THE PROBLEM
Rewrite every line of the listing below, replacing each occurrence of "significance-letter" with "sig-letter" and leaving everything else as it is.

ITEMS

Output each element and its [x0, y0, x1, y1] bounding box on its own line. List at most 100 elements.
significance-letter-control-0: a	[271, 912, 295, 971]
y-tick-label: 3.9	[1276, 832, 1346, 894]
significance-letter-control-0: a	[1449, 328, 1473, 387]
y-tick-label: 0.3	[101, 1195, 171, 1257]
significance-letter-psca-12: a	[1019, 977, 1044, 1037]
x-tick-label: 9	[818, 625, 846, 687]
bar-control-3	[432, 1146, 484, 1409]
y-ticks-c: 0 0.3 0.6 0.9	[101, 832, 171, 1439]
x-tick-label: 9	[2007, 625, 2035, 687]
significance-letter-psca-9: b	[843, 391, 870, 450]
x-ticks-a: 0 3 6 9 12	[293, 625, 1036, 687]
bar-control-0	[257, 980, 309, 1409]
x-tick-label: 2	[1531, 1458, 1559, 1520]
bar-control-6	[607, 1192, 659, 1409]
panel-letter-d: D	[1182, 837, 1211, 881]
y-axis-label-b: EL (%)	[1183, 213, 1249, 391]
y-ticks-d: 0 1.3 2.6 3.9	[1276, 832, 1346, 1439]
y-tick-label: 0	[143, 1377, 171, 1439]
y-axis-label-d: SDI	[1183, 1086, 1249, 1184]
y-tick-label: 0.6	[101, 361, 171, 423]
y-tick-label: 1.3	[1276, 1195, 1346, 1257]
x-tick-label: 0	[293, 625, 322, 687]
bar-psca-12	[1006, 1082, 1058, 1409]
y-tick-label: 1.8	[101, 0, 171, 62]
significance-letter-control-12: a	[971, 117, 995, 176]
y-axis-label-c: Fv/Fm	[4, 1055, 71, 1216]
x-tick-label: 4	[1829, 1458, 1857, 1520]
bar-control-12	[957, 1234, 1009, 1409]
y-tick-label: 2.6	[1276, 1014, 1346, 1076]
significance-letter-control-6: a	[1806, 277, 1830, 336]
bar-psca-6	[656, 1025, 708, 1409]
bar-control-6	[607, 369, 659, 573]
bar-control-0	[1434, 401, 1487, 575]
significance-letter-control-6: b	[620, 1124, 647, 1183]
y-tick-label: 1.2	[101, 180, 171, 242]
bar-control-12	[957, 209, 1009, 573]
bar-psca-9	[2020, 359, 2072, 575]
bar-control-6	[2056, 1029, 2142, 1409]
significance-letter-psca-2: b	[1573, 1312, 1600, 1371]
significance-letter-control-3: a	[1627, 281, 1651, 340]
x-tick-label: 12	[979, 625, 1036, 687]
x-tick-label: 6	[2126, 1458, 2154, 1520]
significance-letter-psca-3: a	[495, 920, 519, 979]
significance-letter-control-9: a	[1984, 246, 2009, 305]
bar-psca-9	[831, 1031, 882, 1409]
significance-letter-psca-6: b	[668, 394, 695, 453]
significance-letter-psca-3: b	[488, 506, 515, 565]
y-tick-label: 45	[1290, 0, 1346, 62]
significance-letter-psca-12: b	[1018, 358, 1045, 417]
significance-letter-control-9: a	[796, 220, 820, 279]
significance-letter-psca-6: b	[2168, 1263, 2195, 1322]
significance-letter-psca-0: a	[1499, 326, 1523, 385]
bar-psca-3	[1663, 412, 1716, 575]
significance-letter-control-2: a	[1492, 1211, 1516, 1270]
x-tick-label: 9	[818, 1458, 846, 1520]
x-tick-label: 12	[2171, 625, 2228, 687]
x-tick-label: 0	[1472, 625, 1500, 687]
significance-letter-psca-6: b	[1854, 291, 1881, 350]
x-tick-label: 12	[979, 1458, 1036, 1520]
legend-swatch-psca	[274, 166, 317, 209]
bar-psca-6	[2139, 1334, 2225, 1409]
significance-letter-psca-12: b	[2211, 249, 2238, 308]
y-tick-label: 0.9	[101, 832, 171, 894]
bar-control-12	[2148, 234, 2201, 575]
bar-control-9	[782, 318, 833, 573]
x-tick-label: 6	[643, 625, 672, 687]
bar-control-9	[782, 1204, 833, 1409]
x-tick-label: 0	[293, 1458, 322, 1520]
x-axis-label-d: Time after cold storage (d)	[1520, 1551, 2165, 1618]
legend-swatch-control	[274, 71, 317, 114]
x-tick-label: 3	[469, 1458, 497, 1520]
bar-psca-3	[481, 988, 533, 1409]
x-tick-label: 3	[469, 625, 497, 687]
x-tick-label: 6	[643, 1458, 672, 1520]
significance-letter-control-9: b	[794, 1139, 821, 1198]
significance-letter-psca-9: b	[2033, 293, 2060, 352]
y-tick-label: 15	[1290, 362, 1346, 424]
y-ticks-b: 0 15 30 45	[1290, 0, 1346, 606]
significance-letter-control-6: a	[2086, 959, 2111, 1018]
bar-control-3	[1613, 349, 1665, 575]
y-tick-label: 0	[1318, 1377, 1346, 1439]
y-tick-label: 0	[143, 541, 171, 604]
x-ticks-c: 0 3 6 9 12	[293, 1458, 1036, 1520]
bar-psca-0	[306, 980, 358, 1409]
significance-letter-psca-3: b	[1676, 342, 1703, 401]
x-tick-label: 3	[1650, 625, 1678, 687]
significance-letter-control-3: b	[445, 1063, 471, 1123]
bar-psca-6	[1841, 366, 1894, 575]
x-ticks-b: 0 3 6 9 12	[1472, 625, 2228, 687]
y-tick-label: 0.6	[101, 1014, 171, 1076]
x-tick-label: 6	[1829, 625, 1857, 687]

COMPLETED TASK
Output each element and its [x0, y0, x1, y1] bounding box on its own line. List at most 100 elements.
sig-letter-control-0: a	[271, 912, 295, 971]
y-tick-label: 3.9	[1276, 832, 1346, 894]
sig-letter-control-0: a	[1449, 328, 1473, 387]
y-tick-label: 0.3	[101, 1195, 171, 1257]
sig-letter-psca-12: a	[1019, 977, 1044, 1037]
x-tick-label: 9	[818, 625, 846, 687]
bar-control-3	[432, 1146, 484, 1409]
y-ticks-c: 0 0.3 0.6 0.9	[101, 832, 171, 1439]
x-tick-label: 9	[2007, 625, 2035, 687]
sig-letter-psca-9: b	[843, 391, 870, 450]
x-ticks-a: 0 3 6 9 12	[293, 625, 1036, 687]
bar-control-0	[257, 980, 309, 1409]
x-tick-label: 2	[1531, 1458, 1559, 1520]
bar-control-6	[607, 1192, 659, 1409]
panel-letter-d: D	[1182, 837, 1211, 881]
y-axis-label-b: EL (%)	[1183, 213, 1249, 391]
y-ticks-d: 0 1.3 2.6 3.9	[1276, 832, 1346, 1439]
y-tick-label: 0	[143, 1377, 171, 1439]
y-axis-label-d: SDI	[1183, 1086, 1249, 1184]
y-tick-label: 0.6	[101, 361, 171, 423]
y-tick-label: 1.3	[1276, 1195, 1346, 1257]
x-tick-label: 0	[293, 625, 322, 687]
bar-psca-12	[1006, 1082, 1058, 1409]
y-tick-label: 1.8	[101, 0, 171, 62]
sig-letter-control-12: a	[971, 117, 995, 176]
y-axis-label-c: Fv/Fm	[4, 1055, 71, 1216]
x-tick-label: 4	[1829, 1458, 1857, 1520]
bar-control-12	[957, 1234, 1009, 1409]
y-tick-label: 2.6	[1276, 1014, 1346, 1076]
sig-letter-control-6: a	[1806, 277, 1830, 336]
bar-psca-6	[656, 1025, 708, 1409]
bar-control-6	[607, 369, 659, 573]
bar-control-0	[1434, 401, 1487, 575]
sig-letter-control-6: b	[620, 1124, 647, 1183]
y-tick-label: 1.2	[101, 180, 171, 242]
bar-control-12	[957, 209, 1009, 573]
bar-psca-9	[2020, 359, 2072, 575]
bar-control-6	[2056, 1029, 2142, 1409]
sig-letter-psca-2: b	[1573, 1312, 1600, 1371]
sig-letter-control-3: a	[1627, 281, 1651, 340]
x-tick-label: 12	[979, 625, 1036, 687]
x-tick-label: 6	[2126, 1458, 2154, 1520]
sig-letter-psca-3: a	[495, 920, 519, 979]
sig-letter-control-9: a	[1984, 246, 2009, 305]
bar-psca-9	[831, 1031, 882, 1409]
sig-letter-psca-6: b	[668, 394, 695, 453]
sig-letter-psca-3: b	[488, 506, 515, 565]
y-tick-label: 45	[1290, 0, 1346, 62]
sig-letter-psca-12: b	[1018, 358, 1045, 417]
sig-letter-control-9: a	[796, 220, 820, 279]
sig-letter-psca-6: b	[2168, 1263, 2195, 1322]
sig-letter-psca-0: a	[1499, 326, 1523, 385]
bar-psca-3	[1663, 412, 1716, 575]
sig-letter-control-2: a	[1492, 1211, 1516, 1270]
x-tick-label: 9	[818, 1458, 846, 1520]
x-tick-label: 12	[2171, 625, 2228, 687]
x-tick-label: 0	[1472, 625, 1500, 687]
sig-letter-psca-6: b	[1854, 291, 1881, 350]
x-tick-label: 12	[979, 1458, 1036, 1520]
legend-swatch-psca	[274, 166, 317, 209]
bar-psca-6	[2139, 1334, 2225, 1409]
sig-letter-psca-12: b	[2211, 249, 2238, 308]
y-tick-label: 0.9	[101, 832, 171, 894]
bar-control-12	[2148, 234, 2201, 575]
bar-control-9	[782, 318, 833, 573]
x-tick-label: 6	[643, 625, 672, 687]
bar-control-9	[782, 1204, 833, 1409]
x-tick-label: 0	[293, 1458, 322, 1520]
x-axis-label-d: Time after cold storage (d)	[1520, 1551, 2165, 1618]
legend-swatch-control	[274, 71, 317, 114]
x-tick-label: 3	[469, 1458, 497, 1520]
bar-psca-3	[481, 988, 533, 1409]
x-tick-label: 3	[469, 625, 497, 687]
x-tick-label: 6	[643, 1458, 672, 1520]
sig-letter-control-9: b	[794, 1139, 821, 1198]
sig-letter-psca-9: b	[2033, 293, 2060, 352]
y-tick-label: 15	[1290, 362, 1346, 424]
y-ticks-b: 0 15 30 45	[1290, 0, 1346, 606]
sig-letter-control-6: a	[2086, 959, 2111, 1018]
bar-control-3	[1613, 349, 1665, 575]
y-tick-label: 0	[1318, 1377, 1346, 1439]
y-tick-label: 0	[143, 541, 171, 604]
x-ticks-c: 0 3 6 9 12	[293, 1458, 1036, 1520]
bar-psca-0	[306, 980, 358, 1409]
sig-letter-psca-3: b	[1676, 342, 1703, 401]
x-tick-label: 3	[1650, 625, 1678, 687]
sig-letter-control-3: b	[445, 1063, 471, 1123]
bar-psca-6	[1841, 366, 1894, 575]
x-ticks-b: 0 3 6 9 12	[1472, 625, 2228, 687]
y-tick-label: 0.6	[101, 1014, 171, 1076]
x-tick-label: 6	[1829, 625, 1857, 687]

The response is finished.